======== RECORDS SHOWN ========

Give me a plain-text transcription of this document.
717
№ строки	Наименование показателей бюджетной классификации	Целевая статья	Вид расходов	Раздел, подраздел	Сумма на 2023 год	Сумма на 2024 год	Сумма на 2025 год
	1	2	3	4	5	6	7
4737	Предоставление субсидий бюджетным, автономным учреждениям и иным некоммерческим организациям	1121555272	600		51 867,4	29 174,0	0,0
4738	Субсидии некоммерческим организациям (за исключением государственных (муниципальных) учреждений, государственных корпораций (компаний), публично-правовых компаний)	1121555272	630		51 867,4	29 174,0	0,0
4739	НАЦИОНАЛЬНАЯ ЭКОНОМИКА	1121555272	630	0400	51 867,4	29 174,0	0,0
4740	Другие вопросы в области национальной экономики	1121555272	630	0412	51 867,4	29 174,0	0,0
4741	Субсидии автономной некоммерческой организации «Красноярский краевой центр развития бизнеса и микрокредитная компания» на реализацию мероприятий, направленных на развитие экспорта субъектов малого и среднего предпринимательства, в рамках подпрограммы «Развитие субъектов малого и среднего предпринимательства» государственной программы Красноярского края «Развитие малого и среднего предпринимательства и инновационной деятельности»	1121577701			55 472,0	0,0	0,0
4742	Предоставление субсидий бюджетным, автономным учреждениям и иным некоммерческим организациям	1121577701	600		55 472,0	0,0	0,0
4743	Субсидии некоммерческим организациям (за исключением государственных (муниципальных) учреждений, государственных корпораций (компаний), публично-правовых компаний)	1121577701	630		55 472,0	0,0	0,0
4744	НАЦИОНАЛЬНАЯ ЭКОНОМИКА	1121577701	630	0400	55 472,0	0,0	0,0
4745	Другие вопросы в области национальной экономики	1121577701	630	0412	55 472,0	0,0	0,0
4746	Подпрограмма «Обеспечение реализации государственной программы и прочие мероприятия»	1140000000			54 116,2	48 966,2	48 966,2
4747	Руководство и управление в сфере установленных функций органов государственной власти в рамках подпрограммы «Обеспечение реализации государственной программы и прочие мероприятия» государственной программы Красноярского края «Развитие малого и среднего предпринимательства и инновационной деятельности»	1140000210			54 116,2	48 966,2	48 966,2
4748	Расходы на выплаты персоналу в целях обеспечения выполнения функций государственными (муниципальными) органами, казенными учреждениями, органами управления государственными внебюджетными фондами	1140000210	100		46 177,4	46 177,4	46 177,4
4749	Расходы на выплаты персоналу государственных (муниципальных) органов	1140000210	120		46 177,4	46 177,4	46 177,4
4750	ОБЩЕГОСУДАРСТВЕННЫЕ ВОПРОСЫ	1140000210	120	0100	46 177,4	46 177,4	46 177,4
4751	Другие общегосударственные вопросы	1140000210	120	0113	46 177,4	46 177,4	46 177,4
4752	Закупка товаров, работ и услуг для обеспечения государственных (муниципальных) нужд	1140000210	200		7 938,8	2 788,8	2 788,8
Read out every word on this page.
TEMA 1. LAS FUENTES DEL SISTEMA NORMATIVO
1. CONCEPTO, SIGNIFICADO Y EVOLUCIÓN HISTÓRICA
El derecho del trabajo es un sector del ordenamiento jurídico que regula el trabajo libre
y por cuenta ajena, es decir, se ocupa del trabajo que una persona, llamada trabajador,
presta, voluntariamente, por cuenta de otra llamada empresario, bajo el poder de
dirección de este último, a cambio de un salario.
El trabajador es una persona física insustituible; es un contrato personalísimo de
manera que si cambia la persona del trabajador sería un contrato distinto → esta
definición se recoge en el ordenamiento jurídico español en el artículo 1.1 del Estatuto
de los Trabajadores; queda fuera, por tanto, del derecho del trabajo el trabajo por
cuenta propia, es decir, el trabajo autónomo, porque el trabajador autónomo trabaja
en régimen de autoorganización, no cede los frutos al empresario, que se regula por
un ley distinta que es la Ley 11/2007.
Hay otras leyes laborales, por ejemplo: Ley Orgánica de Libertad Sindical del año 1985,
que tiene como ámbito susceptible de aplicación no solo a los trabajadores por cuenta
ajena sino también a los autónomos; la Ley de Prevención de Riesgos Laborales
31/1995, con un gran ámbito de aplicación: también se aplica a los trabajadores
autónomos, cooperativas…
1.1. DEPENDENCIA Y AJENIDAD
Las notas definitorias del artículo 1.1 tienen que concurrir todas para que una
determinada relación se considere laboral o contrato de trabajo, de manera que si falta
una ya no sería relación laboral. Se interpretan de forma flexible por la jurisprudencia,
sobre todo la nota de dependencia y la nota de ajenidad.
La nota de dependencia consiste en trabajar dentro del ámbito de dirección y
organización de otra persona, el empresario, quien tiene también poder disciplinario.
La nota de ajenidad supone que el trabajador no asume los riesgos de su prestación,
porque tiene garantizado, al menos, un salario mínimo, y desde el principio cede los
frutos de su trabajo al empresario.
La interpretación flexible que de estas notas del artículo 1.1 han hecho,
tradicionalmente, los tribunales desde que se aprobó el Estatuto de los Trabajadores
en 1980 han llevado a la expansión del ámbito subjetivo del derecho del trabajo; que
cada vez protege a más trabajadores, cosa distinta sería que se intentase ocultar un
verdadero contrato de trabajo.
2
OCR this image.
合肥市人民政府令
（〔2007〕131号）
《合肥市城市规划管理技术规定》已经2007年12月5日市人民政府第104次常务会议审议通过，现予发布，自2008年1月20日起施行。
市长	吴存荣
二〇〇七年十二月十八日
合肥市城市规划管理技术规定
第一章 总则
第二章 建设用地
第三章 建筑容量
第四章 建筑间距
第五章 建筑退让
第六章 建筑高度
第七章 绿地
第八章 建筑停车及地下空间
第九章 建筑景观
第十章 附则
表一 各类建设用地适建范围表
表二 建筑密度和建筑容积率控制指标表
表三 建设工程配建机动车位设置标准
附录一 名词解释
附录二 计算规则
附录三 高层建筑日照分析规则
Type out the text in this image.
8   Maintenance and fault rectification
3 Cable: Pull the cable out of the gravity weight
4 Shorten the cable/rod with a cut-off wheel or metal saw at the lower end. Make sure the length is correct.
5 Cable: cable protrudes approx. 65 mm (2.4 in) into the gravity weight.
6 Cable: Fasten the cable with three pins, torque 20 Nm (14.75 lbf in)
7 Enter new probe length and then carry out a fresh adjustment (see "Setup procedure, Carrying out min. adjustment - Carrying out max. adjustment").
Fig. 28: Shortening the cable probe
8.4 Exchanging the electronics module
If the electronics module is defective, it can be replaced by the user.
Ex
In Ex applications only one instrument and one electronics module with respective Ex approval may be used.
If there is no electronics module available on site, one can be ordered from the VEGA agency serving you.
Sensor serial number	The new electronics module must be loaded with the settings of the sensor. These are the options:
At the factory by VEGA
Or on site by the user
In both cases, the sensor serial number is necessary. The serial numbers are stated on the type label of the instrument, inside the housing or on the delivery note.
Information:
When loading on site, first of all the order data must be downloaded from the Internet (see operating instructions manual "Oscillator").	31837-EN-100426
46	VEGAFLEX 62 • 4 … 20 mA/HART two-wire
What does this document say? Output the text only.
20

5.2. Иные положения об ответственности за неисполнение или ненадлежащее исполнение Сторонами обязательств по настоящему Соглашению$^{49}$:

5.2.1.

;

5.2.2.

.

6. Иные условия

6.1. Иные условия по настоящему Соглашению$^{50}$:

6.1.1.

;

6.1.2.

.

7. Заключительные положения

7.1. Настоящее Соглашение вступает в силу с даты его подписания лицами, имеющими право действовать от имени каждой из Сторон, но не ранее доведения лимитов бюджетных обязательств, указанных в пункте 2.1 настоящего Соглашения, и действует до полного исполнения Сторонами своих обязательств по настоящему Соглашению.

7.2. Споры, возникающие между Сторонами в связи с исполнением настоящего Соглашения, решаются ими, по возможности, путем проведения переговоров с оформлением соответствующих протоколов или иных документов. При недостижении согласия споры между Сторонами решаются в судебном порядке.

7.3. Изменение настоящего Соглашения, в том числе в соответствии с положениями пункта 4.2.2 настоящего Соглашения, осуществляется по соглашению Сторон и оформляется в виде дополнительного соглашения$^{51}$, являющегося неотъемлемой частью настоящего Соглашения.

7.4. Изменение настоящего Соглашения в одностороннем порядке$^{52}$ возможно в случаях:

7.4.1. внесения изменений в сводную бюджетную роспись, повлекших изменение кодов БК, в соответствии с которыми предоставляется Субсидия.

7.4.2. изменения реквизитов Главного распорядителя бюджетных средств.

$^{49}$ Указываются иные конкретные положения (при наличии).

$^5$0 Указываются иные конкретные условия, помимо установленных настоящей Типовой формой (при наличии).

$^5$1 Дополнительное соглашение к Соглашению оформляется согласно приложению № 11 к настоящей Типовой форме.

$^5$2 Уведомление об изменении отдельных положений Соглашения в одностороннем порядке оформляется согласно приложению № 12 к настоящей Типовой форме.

========

WHAT IS ASKED
Only lines with the word "instrument" are wanted, so copy each one from the records.

SOLVED EXERCISE
In Ex applications only one instrument and one electronics module with respective Ex approval may be used.
In both cases, the sensor serial number is necessary. The serial numbers are stated on the type label of the instrument, inside the housing or on the delivery note.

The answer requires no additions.